WORK TO DO: What is the number of lines in the data holding the word "this"? Give that number by itself.

____________

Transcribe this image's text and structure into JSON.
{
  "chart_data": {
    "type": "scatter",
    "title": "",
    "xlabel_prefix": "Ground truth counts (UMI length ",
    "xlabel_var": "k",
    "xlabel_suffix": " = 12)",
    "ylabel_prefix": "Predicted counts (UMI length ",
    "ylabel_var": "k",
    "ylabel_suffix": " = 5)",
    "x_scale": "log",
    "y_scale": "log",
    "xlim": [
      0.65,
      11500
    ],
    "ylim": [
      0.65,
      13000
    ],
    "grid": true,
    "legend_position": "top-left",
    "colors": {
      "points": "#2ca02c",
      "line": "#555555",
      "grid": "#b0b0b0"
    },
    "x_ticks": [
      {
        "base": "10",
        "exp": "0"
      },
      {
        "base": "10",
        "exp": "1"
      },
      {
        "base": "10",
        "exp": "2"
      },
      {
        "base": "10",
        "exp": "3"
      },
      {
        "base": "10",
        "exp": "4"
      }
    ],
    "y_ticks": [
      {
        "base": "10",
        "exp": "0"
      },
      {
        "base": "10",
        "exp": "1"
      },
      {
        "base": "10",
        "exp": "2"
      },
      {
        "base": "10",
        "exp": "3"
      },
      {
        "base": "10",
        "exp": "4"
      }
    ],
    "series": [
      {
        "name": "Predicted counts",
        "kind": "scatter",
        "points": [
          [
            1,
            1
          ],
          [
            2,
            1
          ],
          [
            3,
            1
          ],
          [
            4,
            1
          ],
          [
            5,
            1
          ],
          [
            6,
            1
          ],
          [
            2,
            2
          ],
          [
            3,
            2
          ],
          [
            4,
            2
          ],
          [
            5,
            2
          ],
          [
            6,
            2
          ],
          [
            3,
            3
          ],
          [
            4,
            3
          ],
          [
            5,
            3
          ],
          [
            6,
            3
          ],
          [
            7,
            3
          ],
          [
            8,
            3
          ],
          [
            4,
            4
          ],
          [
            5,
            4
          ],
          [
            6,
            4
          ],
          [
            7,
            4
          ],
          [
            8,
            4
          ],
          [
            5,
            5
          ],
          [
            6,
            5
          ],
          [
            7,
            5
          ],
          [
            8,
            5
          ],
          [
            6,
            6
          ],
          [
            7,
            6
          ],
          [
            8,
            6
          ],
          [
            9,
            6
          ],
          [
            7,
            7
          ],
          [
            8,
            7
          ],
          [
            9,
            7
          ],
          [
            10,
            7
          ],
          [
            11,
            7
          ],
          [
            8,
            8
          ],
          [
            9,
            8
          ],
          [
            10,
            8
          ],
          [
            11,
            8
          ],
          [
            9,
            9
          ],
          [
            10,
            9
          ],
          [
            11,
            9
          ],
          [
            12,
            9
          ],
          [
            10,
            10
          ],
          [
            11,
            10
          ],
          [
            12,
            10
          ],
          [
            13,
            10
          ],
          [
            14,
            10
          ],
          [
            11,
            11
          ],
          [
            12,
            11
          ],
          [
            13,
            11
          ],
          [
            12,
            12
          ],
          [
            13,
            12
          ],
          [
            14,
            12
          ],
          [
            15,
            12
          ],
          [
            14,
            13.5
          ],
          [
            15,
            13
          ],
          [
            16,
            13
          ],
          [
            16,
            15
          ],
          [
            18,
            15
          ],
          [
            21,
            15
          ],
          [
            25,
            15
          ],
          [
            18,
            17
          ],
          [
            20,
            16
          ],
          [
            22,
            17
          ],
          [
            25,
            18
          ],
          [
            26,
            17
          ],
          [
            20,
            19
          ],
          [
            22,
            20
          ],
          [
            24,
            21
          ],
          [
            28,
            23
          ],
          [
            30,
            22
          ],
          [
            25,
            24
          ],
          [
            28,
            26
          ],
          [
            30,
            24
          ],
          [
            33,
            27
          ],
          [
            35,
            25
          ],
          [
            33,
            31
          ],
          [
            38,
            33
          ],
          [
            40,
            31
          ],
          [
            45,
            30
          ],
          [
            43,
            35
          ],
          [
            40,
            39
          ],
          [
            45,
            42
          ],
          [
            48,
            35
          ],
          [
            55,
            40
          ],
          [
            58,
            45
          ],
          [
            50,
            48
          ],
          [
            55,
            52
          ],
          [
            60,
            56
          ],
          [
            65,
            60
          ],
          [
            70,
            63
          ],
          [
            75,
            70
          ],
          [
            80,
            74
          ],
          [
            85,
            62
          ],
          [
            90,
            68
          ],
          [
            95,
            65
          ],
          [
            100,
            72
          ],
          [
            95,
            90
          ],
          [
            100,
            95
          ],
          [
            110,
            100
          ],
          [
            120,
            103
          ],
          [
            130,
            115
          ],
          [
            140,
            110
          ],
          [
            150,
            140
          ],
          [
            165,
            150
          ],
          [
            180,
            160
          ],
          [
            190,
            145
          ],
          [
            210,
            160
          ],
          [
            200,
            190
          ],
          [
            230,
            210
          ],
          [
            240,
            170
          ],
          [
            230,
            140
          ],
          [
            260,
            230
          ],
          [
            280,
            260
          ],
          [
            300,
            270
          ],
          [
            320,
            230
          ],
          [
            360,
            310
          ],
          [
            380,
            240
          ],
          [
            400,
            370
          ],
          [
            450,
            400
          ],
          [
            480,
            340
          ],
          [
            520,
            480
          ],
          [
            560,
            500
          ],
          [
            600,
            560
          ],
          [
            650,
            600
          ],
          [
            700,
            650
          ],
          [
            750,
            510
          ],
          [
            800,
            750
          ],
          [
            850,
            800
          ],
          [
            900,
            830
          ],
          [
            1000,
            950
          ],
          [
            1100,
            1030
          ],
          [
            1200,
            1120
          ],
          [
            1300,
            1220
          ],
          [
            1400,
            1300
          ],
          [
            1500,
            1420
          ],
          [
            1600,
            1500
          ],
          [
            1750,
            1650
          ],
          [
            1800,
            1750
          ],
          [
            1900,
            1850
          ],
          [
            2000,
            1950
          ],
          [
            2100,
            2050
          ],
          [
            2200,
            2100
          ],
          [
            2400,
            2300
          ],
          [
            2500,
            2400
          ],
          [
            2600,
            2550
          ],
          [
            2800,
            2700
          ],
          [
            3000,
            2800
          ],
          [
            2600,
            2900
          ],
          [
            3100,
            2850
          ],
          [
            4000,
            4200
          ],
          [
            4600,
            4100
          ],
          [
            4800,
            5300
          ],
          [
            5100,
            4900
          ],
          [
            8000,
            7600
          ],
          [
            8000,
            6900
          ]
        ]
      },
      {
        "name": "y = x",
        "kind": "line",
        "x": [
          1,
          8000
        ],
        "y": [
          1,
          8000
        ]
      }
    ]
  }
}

____________

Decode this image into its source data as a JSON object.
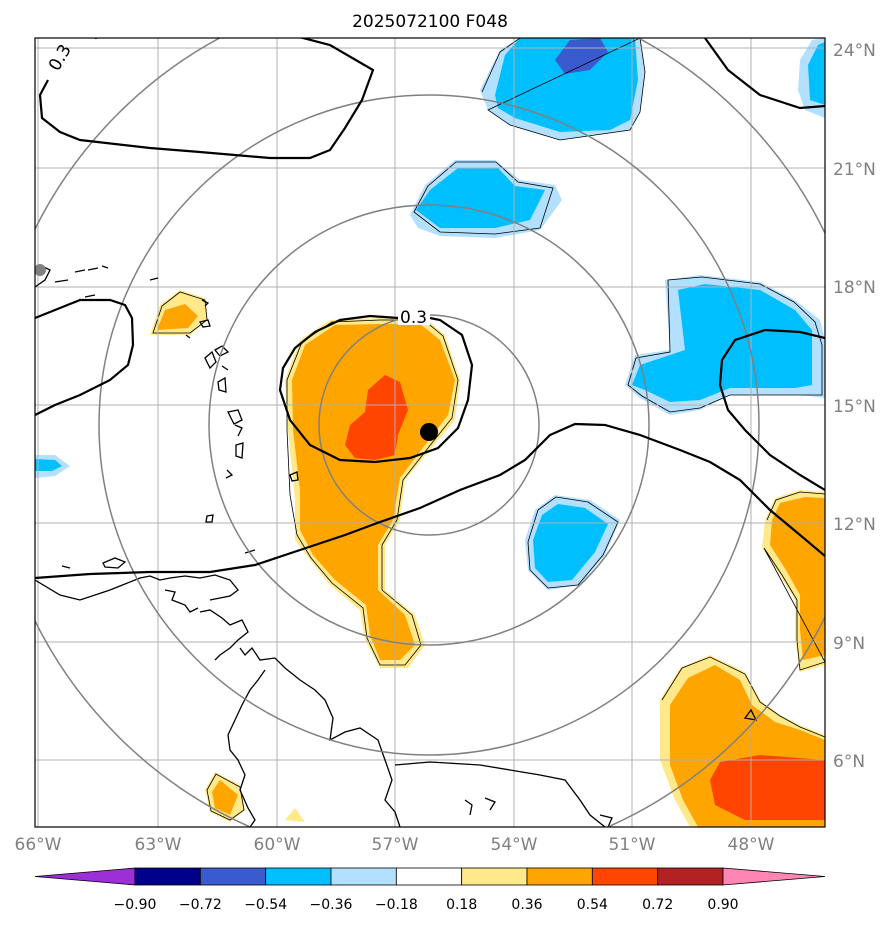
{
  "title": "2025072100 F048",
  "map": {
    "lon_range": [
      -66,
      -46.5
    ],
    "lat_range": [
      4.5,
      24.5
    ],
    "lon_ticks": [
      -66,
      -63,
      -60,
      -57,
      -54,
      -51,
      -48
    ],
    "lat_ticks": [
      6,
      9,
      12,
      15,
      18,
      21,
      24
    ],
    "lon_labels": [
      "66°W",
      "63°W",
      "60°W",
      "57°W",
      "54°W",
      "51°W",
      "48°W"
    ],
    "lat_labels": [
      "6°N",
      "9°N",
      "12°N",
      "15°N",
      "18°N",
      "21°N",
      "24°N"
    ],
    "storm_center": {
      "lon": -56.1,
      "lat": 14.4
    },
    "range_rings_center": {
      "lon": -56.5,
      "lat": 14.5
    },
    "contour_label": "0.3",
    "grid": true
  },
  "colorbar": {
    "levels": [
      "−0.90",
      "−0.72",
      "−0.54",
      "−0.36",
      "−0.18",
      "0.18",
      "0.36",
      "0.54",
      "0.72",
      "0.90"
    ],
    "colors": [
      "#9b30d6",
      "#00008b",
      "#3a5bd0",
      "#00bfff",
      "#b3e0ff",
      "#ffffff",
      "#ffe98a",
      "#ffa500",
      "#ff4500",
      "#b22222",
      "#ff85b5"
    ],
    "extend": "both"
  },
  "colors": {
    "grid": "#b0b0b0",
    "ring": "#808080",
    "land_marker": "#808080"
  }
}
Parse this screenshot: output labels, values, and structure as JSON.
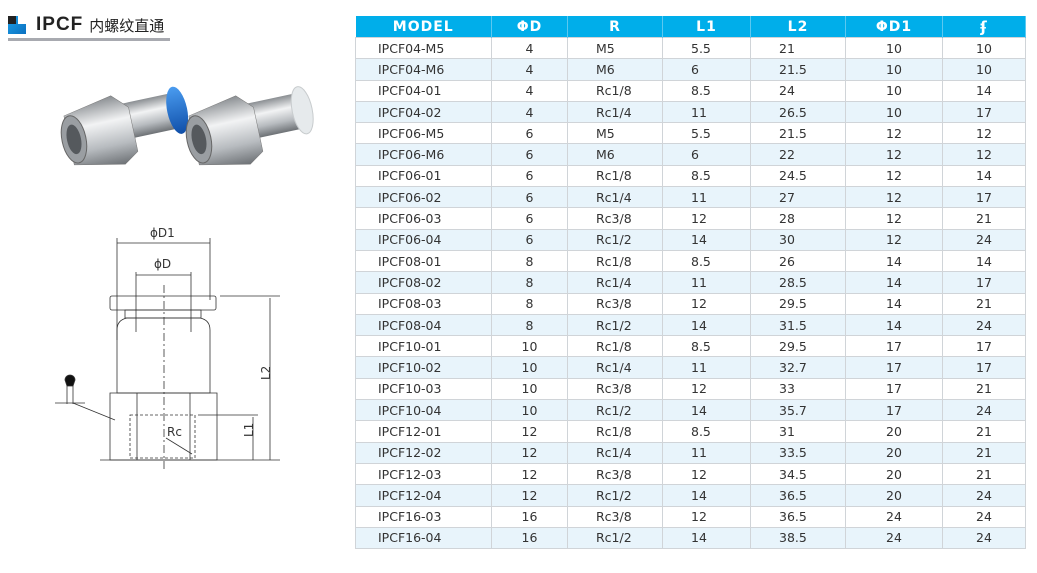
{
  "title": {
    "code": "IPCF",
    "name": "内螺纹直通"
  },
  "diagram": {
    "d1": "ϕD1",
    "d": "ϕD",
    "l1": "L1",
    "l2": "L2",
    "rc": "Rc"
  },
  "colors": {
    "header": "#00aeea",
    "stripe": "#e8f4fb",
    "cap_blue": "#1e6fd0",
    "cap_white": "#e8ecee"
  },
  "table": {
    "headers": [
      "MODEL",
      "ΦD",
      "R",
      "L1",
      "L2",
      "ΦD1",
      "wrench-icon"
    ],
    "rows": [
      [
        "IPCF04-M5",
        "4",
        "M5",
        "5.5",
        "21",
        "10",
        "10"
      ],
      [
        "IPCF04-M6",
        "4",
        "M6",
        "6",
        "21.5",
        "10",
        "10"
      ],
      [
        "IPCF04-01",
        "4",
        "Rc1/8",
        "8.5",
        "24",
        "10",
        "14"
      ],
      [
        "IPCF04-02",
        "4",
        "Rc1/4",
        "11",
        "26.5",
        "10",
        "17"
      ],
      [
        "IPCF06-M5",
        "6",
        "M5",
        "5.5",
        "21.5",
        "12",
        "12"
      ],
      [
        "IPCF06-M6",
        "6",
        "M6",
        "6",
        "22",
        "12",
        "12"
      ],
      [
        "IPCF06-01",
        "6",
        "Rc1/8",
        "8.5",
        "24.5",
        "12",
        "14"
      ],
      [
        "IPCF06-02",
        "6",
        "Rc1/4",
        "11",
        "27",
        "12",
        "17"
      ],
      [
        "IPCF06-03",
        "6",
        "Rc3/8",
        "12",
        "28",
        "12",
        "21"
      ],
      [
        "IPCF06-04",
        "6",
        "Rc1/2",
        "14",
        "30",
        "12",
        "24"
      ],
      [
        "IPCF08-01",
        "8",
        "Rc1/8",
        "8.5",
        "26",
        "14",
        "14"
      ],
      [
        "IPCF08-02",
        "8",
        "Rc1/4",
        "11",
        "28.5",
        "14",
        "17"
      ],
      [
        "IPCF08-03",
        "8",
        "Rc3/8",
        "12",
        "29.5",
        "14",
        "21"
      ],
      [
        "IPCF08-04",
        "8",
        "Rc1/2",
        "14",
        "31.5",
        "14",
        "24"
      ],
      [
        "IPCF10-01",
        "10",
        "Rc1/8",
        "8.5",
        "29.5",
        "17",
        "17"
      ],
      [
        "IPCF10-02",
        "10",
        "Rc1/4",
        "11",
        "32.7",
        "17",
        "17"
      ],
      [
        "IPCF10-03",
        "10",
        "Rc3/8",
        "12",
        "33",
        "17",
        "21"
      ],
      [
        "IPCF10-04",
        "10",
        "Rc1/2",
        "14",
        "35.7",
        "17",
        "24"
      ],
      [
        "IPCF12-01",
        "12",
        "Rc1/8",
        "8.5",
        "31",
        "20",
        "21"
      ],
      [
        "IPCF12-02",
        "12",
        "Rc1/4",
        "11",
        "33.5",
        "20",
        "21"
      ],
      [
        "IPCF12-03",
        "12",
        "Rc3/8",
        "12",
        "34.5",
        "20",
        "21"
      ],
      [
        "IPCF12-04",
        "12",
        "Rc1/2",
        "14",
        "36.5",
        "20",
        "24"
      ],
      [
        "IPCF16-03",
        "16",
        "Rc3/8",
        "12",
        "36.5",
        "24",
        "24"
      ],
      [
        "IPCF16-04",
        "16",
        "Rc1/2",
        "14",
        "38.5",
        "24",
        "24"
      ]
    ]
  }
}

____________

FINISHED TASK: 3